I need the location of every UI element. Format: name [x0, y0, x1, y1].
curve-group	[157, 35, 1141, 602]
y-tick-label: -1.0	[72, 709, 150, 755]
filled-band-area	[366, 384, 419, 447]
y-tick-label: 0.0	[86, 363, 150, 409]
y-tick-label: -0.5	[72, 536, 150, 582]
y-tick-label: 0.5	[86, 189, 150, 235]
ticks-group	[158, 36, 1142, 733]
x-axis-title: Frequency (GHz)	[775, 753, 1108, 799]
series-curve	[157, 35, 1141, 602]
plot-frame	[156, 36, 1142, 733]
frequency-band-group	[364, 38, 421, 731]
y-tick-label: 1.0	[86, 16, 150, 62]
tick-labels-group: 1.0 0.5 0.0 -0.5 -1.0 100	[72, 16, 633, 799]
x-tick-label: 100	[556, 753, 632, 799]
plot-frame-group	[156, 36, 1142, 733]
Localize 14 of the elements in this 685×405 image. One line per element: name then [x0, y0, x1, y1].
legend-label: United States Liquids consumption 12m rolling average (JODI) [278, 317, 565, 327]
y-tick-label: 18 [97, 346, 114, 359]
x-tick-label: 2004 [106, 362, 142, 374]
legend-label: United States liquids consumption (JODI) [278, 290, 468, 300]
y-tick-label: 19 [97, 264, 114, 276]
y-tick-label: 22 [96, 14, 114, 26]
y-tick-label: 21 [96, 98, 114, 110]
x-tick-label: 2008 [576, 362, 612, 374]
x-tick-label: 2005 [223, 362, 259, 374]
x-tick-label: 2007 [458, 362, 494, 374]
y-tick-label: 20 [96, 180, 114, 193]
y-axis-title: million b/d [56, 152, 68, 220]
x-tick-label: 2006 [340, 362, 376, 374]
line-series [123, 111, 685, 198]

▶ **Problem statement**
Please quote every line of the records above verbatim, in their original order.

▶ **Response for this exercise**
I need the location of every UI element. Format: name [x0, y0, x1, y1].
curve-group	[157, 35, 1141, 602]
y-tick-label: -1.0	[72, 709, 150, 755]
filled-band-area	[366, 384, 419, 447]
y-tick-label: 0.0	[86, 363, 150, 409]
y-tick-label: -0.5	[72, 536, 150, 582]
y-tick-label: 0.5	[86, 189, 150, 235]
ticks-group	[158, 36, 1142, 733]
x-axis-title: Frequency (GHz)	[775, 753, 1108, 799]
series-curve	[157, 35, 1141, 602]
plot-frame	[156, 36, 1142, 733]
frequency-band-group	[364, 38, 421, 731]
y-tick-label: 1.0	[86, 16, 150, 62]
tick-labels-group: 1.0 0.5 0.0 -0.5 -1.0 100	[72, 16, 633, 799]
x-tick-label: 100	[556, 753, 632, 799]
plot-frame-group	[156, 36, 1142, 733]
Localize 14 of the elements in this 685×405 image. One line per element: name then [x0, y0, x1, y1].
legend-label: United States Liquids consumption 12m rolling average (JODI) [278, 317, 565, 327]
y-tick-label: 18 [97, 346, 114, 359]
x-tick-label: 2004 [106, 362, 142, 374]
legend-label: United States liquids consumption (JODI) [278, 290, 468, 300]
y-tick-label: 19 [97, 264, 114, 276]
y-tick-label: 22 [96, 14, 114, 26]
y-tick-label: 21 [96, 98, 114, 110]
x-tick-label: 2008 [576, 362, 612, 374]
x-tick-label: 2005 [223, 362, 259, 374]
x-tick-label: 2007 [458, 362, 494, 374]
y-tick-label: 20 [96, 180, 114, 193]
y-axis-title: million b/d [56, 152, 68, 220]
x-tick-label: 2006 [340, 362, 376, 374]
line-series [123, 111, 685, 198]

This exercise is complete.